EXERCISE OBJECTIVE: Locate every line in the material below that has the word "Article". Copy each of those lines.

>> START RAW DATA

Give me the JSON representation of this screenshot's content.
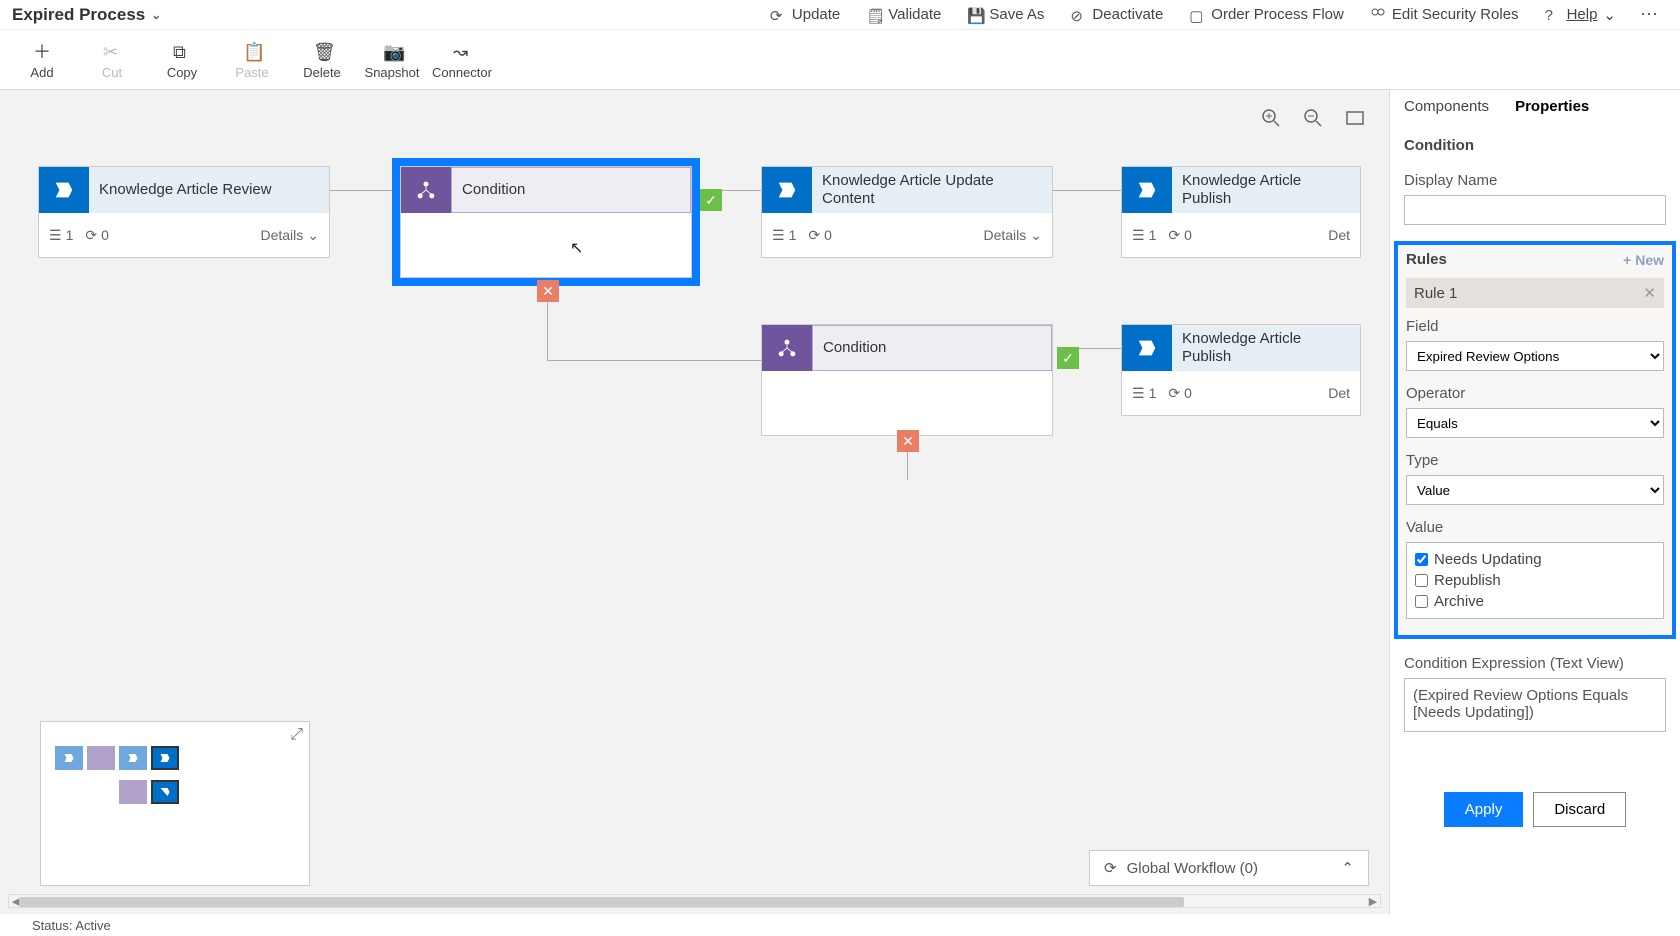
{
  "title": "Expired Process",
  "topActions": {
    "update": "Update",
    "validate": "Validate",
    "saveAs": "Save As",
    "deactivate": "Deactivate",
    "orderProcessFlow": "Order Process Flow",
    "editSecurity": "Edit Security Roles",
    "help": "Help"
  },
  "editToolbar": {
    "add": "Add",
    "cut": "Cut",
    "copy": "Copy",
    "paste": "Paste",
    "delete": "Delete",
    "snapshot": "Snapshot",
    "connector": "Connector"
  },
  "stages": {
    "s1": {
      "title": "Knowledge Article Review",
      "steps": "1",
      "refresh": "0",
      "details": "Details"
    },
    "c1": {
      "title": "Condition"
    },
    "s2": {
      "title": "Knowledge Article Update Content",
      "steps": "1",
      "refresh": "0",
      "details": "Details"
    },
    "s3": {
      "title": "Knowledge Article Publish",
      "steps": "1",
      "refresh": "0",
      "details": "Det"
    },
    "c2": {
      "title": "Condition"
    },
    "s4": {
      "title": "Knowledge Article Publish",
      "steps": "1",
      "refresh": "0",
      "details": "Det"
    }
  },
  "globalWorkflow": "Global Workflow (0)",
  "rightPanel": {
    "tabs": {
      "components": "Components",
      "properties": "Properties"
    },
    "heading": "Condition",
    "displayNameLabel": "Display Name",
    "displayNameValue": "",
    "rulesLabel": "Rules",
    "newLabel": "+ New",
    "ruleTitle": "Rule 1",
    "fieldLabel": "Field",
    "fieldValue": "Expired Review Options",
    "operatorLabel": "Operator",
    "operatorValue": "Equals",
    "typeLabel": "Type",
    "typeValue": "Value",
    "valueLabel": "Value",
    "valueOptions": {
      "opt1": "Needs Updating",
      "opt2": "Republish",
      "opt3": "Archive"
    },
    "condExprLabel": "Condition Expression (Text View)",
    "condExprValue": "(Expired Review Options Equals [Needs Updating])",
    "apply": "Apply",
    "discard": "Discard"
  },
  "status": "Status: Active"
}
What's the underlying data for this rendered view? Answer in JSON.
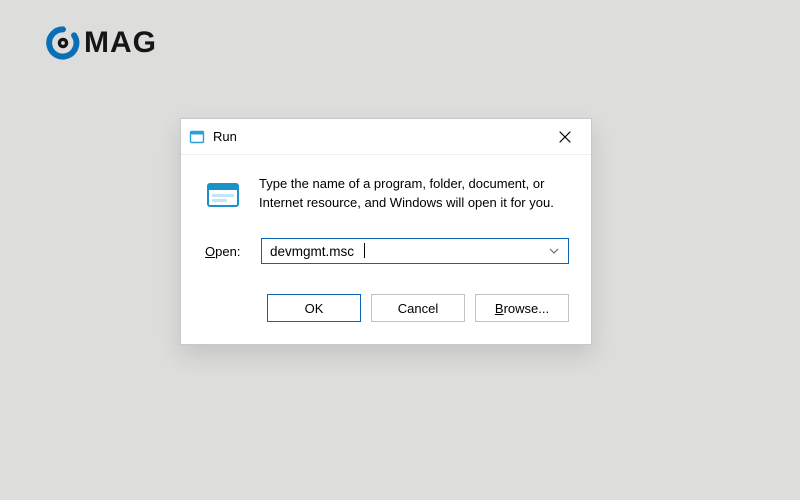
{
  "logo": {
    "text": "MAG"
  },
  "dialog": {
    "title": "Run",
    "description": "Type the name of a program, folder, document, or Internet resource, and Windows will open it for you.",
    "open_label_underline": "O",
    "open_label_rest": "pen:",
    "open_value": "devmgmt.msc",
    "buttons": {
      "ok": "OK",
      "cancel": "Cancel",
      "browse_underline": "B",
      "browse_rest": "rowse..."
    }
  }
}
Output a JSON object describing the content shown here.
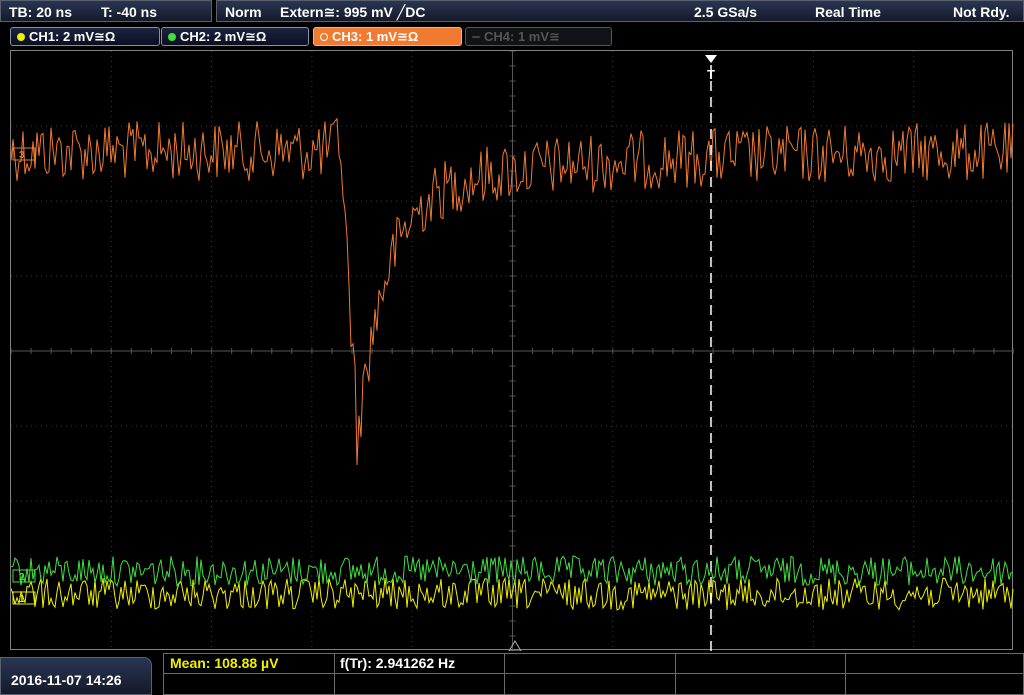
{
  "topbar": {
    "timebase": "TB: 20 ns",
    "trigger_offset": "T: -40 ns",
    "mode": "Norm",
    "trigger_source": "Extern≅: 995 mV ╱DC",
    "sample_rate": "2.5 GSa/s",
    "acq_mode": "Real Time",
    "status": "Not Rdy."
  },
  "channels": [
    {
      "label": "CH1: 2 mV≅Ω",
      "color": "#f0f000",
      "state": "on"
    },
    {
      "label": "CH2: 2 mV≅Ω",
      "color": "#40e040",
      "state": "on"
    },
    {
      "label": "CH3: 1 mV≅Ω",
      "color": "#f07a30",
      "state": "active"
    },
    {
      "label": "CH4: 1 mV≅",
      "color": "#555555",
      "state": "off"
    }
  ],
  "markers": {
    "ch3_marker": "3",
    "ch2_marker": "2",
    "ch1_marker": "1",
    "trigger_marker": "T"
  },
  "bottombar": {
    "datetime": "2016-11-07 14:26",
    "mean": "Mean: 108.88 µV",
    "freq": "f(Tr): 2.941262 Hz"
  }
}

>> END RAW DATA

SOLUTION:
      "title": "Knowledge Article Review",
      "title": "Knowledge Article Update Content",
      "title": "Knowledge Article Publish",
      "title": "Knowledge Article Publish",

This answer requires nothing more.